Information provided:

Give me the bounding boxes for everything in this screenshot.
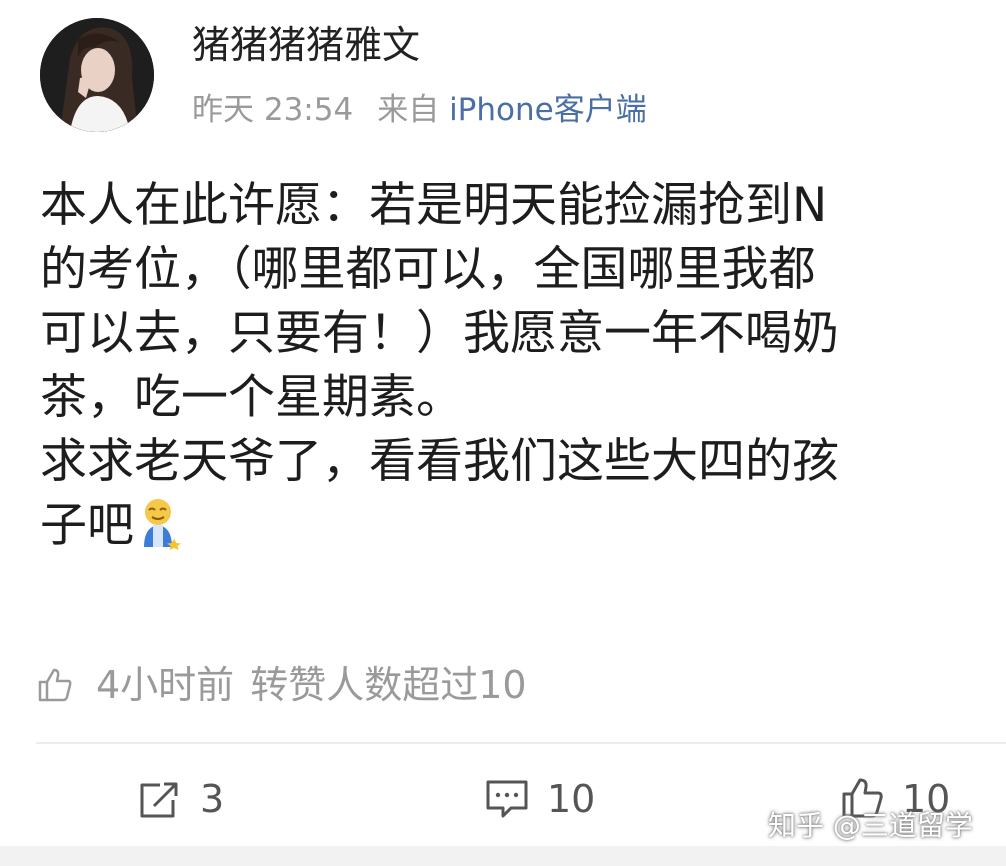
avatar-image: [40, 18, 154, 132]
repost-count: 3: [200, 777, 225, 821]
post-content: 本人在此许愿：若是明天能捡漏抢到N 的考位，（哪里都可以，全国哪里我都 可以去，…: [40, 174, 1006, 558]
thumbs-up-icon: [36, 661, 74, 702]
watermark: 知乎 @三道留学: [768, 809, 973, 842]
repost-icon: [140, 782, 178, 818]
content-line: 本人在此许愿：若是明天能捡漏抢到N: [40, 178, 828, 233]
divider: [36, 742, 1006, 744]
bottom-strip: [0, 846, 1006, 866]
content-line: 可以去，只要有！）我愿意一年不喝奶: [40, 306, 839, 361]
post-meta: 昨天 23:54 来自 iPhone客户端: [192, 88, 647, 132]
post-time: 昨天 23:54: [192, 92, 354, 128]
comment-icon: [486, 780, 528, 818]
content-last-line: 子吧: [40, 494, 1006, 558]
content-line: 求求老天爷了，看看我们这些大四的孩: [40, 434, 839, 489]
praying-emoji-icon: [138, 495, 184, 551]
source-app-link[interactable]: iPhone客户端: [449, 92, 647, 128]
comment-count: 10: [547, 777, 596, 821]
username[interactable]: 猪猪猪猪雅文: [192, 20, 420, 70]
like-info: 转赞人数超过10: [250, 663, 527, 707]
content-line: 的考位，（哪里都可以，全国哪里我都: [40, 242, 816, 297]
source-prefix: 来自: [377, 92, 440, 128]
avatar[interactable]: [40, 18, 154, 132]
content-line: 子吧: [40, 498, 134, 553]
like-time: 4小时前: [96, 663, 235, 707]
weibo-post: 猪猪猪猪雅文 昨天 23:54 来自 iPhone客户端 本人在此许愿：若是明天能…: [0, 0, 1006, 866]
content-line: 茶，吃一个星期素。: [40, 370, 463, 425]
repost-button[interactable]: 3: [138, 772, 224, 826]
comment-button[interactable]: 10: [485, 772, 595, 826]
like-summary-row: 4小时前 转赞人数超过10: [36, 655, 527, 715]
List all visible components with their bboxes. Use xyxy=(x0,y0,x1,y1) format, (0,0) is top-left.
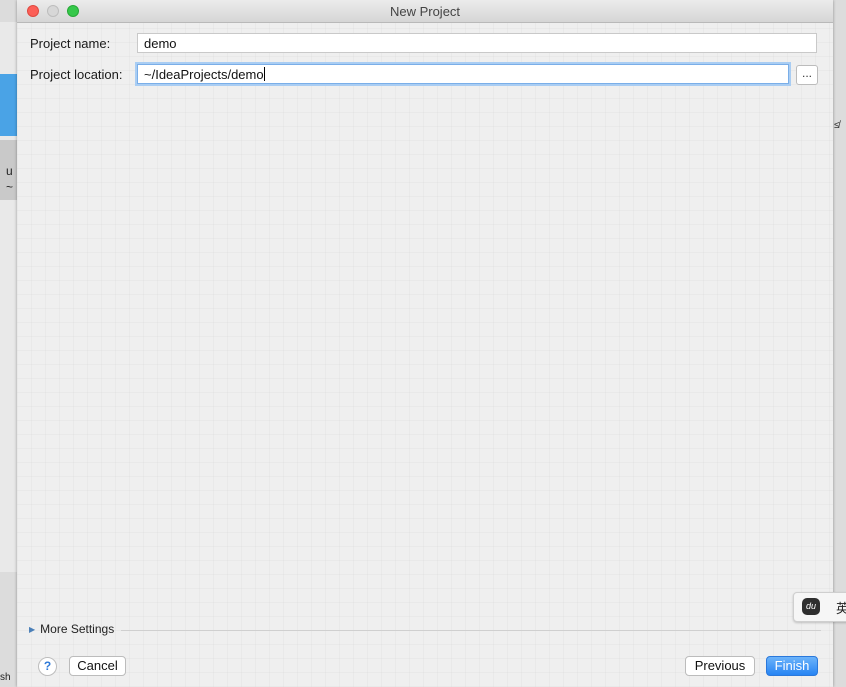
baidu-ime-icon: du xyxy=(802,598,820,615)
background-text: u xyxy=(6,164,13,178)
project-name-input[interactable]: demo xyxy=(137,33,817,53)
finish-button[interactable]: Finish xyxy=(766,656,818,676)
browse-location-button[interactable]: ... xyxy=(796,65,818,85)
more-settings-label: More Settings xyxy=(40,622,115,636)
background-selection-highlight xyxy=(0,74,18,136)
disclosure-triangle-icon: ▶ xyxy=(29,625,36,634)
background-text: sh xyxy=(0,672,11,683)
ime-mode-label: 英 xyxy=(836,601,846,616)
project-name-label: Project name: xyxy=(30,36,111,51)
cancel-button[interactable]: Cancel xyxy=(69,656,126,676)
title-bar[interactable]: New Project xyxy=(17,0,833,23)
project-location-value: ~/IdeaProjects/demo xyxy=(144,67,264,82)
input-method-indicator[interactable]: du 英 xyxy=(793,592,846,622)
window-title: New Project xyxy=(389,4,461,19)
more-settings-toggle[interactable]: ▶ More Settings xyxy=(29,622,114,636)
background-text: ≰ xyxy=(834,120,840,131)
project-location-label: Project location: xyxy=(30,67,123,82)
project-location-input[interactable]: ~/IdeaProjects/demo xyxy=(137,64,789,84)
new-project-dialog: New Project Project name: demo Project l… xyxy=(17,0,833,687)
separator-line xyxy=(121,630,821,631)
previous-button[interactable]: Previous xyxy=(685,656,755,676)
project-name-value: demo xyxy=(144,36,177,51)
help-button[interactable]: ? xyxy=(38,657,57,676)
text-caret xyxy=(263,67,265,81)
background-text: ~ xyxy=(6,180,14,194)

What to produce: Recast the data, from its first line through the line with "List all visible", as a Markdown table with the columns No. and Text: one row per line, numbered in order, blank lines left out. Leave the pictures out.

Correct response:
| No. | Text |
|---|---|
| 1 | Give me the bounding boxes for everything in this screenshot. |
| 2 | avatar-image: [40, 18, 154, 132] |
| 3 | repost-count: 3: [200, 777, 225, 821] |
| 4 | post-content: 本人在此许愿：若是明天能捡漏抢到N 的考位，（哪里都可以，全国哪里我都 可以去，…: [40, 174, 1006, 558] |
| 5 | thumbs-up-icon: [36, 661, 74, 702] |
| 6 | watermark: 知乎 @三道留学: [768, 809, 973, 842] |
| 7 | repost-icon: [140, 782, 178, 818] |
| 8 | content-line: 本人在此许愿：若是明天能捡漏抢到N: [40, 178, 828, 233] |
| 9 | divider: [36, 742, 1006, 744] |
| 10 | bottom-strip: [0, 846, 1006, 866] |
| 11 | content-line: 可以去，只要有！）我愿意一年不喝奶: [40, 306, 839, 361] |
| 12 | post-meta: 昨天 23:54 来自 iPhone客户端: [192, 88, 647, 132] |
| 13 | post-time: 昨天 23:54: [192, 92, 354, 128] |
| 14 | comment-icon: [486, 780, 528, 818] |
| 15 | content-last-line: 子吧: [40, 494, 1006, 558] |
| 16 | content-line: 求求老天爷了，看看我们这些大四的孩: [40, 434, 839, 489] |
| 17 | praying-emoji-icon: [138, 495, 184, 551] |
| 18 | source-app-link[interactable]: iPhone客户端: [449, 92, 647, 128] |
| 19 | comment-count: 10: [547, 777, 596, 821] |
| 20 | username[interactable]: 猪猪猪猪雅文: [192, 20, 420, 70] |
| 21 | like-info: 转赞人数超过10: [250, 663, 527, 707] |
| 22 | content-line: 的考位，（哪里都可以，全国哪里我都: [40, 242, 816, 297] |
| 23 | source-prefix: 来自: [377, 92, 440, 128] |
| 24 | avatar[interactable]: [40, 18, 154, 132] |
| 25 | content-line: 子吧: [40, 498, 134, 553] |
| 26 | like-time: 4小时前: [96, 663, 235, 707] |
| 27 | weibo-post: 猪猪猪猪雅文 昨天 23:54 来自 iPhone客户端 本人在此许愿：若是明天能…: [0, 0, 1006, 866] |
| 28 | content-line: 茶，吃一个星期素。: [40, 370, 463, 425] |
| 29 | repost-button[interactable]: 3: [138, 772, 224, 826] |
| 30 | comment-button[interactable]: 10: [485, 772, 595, 826] |
| 31 | like-summary-row: 4小时前 转赞人数超过10: [36, 655, 527, 715] |
| 32 | List all visible components with their bboxes. Use xyxy=(x0,y0,x1,y1) format, (0,0) is top-left. |